• [To do]: Would you retype all of these records exactly?

-- Start of Supplied records --

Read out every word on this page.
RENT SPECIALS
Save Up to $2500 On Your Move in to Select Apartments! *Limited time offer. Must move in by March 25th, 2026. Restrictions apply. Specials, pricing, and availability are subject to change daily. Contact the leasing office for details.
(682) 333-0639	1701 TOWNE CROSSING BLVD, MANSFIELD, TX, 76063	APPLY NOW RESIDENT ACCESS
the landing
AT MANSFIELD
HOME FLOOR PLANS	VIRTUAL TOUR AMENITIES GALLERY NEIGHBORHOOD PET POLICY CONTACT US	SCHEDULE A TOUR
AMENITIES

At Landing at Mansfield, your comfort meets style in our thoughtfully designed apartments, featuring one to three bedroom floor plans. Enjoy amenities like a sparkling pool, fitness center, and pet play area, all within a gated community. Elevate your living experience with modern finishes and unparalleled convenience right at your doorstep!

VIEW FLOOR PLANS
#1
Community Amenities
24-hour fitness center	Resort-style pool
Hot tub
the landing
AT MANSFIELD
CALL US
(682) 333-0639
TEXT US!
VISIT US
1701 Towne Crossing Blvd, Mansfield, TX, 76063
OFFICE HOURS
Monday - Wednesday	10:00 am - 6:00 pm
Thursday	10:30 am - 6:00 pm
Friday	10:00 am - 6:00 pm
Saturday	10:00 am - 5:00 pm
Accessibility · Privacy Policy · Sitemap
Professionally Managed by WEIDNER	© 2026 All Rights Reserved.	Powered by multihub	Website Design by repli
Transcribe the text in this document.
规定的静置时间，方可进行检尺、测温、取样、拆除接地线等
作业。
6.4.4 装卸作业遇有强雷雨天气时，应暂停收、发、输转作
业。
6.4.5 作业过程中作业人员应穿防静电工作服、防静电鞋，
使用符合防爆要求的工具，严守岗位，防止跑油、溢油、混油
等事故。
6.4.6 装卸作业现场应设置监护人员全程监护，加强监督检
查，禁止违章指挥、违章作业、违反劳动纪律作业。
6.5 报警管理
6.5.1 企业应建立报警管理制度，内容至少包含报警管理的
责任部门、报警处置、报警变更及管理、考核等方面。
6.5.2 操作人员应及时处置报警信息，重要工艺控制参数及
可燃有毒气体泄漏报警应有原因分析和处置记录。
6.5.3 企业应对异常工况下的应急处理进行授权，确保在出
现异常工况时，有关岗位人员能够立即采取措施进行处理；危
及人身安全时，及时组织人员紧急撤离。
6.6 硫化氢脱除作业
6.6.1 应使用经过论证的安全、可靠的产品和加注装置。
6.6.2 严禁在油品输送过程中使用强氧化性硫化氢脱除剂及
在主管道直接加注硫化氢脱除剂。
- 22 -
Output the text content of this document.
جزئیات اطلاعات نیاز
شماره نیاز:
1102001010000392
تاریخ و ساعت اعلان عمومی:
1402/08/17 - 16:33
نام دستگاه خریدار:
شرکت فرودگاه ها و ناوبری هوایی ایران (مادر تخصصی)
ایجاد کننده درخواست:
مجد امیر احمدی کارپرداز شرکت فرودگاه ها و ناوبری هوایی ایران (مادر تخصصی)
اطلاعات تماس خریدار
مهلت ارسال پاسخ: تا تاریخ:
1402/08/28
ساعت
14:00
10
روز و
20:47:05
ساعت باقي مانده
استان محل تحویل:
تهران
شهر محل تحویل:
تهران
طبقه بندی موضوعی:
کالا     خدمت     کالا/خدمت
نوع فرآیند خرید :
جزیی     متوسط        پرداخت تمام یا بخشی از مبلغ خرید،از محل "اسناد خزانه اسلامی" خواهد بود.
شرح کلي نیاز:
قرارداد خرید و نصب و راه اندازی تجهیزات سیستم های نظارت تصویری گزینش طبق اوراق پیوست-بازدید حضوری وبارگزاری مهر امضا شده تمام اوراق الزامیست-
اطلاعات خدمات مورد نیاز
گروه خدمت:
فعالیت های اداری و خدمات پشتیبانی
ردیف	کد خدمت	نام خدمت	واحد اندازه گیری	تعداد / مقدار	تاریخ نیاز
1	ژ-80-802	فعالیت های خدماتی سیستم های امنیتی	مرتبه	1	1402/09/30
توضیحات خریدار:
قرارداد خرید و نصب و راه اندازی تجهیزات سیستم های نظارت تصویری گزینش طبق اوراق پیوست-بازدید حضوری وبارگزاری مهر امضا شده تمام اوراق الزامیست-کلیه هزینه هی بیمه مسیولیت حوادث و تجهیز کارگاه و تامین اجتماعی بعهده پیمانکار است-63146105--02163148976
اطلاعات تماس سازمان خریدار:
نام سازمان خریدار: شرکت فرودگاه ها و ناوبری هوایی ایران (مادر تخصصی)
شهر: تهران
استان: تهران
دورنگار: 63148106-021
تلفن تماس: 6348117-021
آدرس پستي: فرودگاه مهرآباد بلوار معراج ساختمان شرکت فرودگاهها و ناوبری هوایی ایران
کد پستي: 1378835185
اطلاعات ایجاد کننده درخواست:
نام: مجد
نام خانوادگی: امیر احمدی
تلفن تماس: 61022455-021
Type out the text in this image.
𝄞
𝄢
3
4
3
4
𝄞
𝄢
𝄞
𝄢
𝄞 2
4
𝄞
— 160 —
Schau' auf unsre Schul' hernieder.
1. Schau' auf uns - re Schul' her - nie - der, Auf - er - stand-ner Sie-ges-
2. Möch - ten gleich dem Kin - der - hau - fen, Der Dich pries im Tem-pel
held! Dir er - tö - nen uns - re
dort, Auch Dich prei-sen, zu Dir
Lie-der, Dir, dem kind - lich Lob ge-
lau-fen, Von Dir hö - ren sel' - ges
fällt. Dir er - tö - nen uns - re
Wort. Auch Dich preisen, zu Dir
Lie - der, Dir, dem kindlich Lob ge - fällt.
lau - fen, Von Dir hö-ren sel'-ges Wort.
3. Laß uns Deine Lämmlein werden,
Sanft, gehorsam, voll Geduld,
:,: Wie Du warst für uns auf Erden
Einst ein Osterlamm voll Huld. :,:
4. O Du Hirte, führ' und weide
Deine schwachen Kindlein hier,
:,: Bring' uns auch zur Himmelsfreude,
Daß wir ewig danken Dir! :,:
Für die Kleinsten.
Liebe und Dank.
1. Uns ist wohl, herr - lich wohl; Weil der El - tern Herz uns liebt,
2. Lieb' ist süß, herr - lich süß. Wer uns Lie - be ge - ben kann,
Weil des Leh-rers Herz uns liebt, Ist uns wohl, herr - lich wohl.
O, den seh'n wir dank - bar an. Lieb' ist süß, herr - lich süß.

-- End of Supplied records --

• [Expected answer]:
Read out every word on this page.
RENT SPECIALS
Save Up to $2500 On Your Move in to Select Apartments! *Limited time offer. Must move in by March 25th, 2026. Restrictions apply. Specials, pricing, and availability are subject to change daily. Contact the leasing office for details.
(682) 333-0639	1701 TOWNE CROSSING BLVD, MANSFIELD, TX, 76063	APPLY NOW RESIDENT ACCESS
the landing
AT MANSFIELD
HOME FLOOR PLANS	VIRTUAL TOUR AMENITIES GALLERY NEIGHBORHOOD PET POLICY CONTACT US	SCHEDULE A TOUR
AMENITIES

At Landing at Mansfield, your comfort meets style in our thoughtfully designed apartments, featuring one to three bedroom floor plans. Enjoy amenities like a sparkling pool, fitness center, and pet play area, all within a gated community. Elevate your living experience with modern finishes and unparalleled convenience right at your doorstep!

VIEW FLOOR PLANS
#1
Community Amenities
24-hour fitness center	Resort-style pool
Hot tub
the landing
AT MANSFIELD
CALL US
(682) 333-0639
TEXT US!
VISIT US
1701 Towne Crossing Blvd, Mansfield, TX, 76063
OFFICE HOURS
Monday - Wednesday	10:00 am - 6:00 pm
Thursday	10:30 am - 6:00 pm
Friday	10:00 am - 6:00 pm
Saturday	10:00 am - 5:00 pm
Accessibility · Privacy Policy · Sitemap
Professionally Managed by WEIDNER	© 2026 All Rights Reserved.	Powered by multihub	Website Design by repli
Transcribe the text in this document.
规定的静置时间，方可进行检尺、测温、取样、拆除接地线等
作业。
6.4.4 装卸作业遇有强雷雨天气时，应暂停收、发、输转作
业。
6.4.5 作业过程中作业人员应穿防静电工作服、防静电鞋，
使用符合防爆要求的工具，严守岗位，防止跑油、溢油、混油
等事故。
6.4.6 装卸作业现场应设置监护人员全程监护，加强监督检
查，禁止违章指挥、违章作业、违反劳动纪律作业。
6.5 报警管理
6.5.1 企业应建立报警管理制度，内容至少包含报警管理的
责任部门、报警处置、报警变更及管理、考核等方面。
6.5.2 操作人员应及时处置报警信息，重要工艺控制参数及
可燃有毒气体泄漏报警应有原因分析和处置记录。
6.5.3 企业应对异常工况下的应急处理进行授权，确保在出
现异常工况时，有关岗位人员能够立即采取措施进行处理；危
及人身安全时，及时组织人员紧急撤离。
6.6 硫化氢脱除作业
6.6.1 应使用经过论证的安全、可靠的产品和加注装置。
6.6.2 严禁在油品输送过程中使用强氧化性硫化氢脱除剂及
在主管道直接加注硫化氢脱除剂。
- 22 -
Output the text content of this document.
جزئیات اطلاعات نیاز
شماره نیاز:
1102001010000392
تاریخ و ساعت اعلان عمومی:
1402/08/17 - 16:33
نام دستگاه خریدار:
شرکت فرودگاه ها و ناوبری هوایی ایران (مادر تخصصی)
ایجاد کننده درخواست:
مجد امیر احمدی کارپرداز شرکت فرودگاه ها و ناوبری هوایی ایران (مادر تخصصی)
اطلاعات تماس خریدار
مهلت ارسال پاسخ: تا تاریخ:
1402/08/28
ساعت
14:00
10
روز و
20:47:05
ساعت باقي مانده
استان محل تحویل:
تهران
شهر محل تحویل:
تهران
طبقه بندی موضوعی:
کالا     خدمت     کالا/خدمت
نوع فرآیند خرید :
جزیی     متوسط        پرداخت تمام یا بخشی از مبلغ خرید،از محل "اسناد خزانه اسلامی" خواهد بود.
شرح کلي نیاز:
قرارداد خرید و نصب و راه اندازی تجهیزات سیستم های نظارت تصویری گزینش طبق اوراق پیوست-بازدید حضوری وبارگزاری مهر امضا شده تمام اوراق الزامیست-
اطلاعات خدمات مورد نیاز
گروه خدمت:
فعالیت های اداری و خدمات پشتیبانی
ردیف	کد خدمت	نام خدمت	واحد اندازه گیری	تعداد / مقدار	تاریخ نیاز
1	ژ-80-802	فعالیت های خدماتی سیستم های امنیتی	مرتبه	1	1402/09/30
توضیحات خریدار:
قرارداد خرید و نصب و راه اندازی تجهیزات سیستم های نظارت تصویری گزینش طبق اوراق پیوست-بازدید حضوری وبارگزاری مهر امضا شده تمام اوراق الزامیست-کلیه هزینه هی بیمه مسیولیت حوادث و تجهیز کارگاه و تامین اجتماعی بعهده پیمانکار است-63146105--02163148976
اطلاعات تماس سازمان خریدار:
نام سازمان خریدار: شرکت فرودگاه ها و ناوبری هوایی ایران (مادر تخصصی)
شهر: تهران
استان: تهران
دورنگار: 63148106-021
تلفن تماس: 6348117-021
آدرس پستي: فرودگاه مهرآباد بلوار معراج ساختمان شرکت فرودگاهها و ناوبری هوایی ایران
کد پستي: 1378835185
اطلاعات ایجاد کننده درخواست:
نام: مجد
نام خانوادگی: امیر احمدی
تلفن تماس: 61022455-021
Type out the text in this image.
𝄞
𝄢
3
4
3
4
𝄞
𝄢
𝄞
𝄢
𝄞 2
4
𝄞
— 160 —
Schau' auf unsre Schul' hernieder.
1. Schau' auf uns - re Schul' her - nie - der, Auf - er - stand-ner Sie-ges-
2. Möch - ten gleich dem Kin - der - hau - fen, Der Dich pries im Tem-pel
held! Dir er - tö - nen uns - re
dort, Auch Dich prei-sen, zu Dir
Lie-der, Dir, dem kind - lich Lob ge-
lau-fen, Von Dir hö - ren sel' - ges
fällt. Dir er - tö - nen uns - re
Wort. Auch Dich preisen, zu Dir
Lie - der, Dir, dem kindlich Lob ge - fällt.
lau - fen, Von Dir hö-ren sel'-ges Wort.
3. Laß uns Deine Lämmlein werden,
Sanft, gehorsam, voll Geduld,
:,: Wie Du warst für uns auf Erden
Einst ein Osterlamm voll Huld. :,:
4. O Du Hirte, führ' und weide
Deine schwachen Kindlein hier,
:,: Bring' uns auch zur Himmelsfreude,
Daß wir ewig danken Dir! :,:
Für die Kleinsten.
Liebe und Dank.
1. Uns ist wohl, herr - lich wohl; Weil der El - tern Herz uns liebt,
2. Lieb' ist süß, herr - lich süß. Wer uns Lie - be ge - ben kann,
Weil des Leh-rers Herz uns liebt, Ist uns wohl, herr - lich wohl.
O, den seh'n wir dank - bar an. Lieb' ist süß, herr - lich süß.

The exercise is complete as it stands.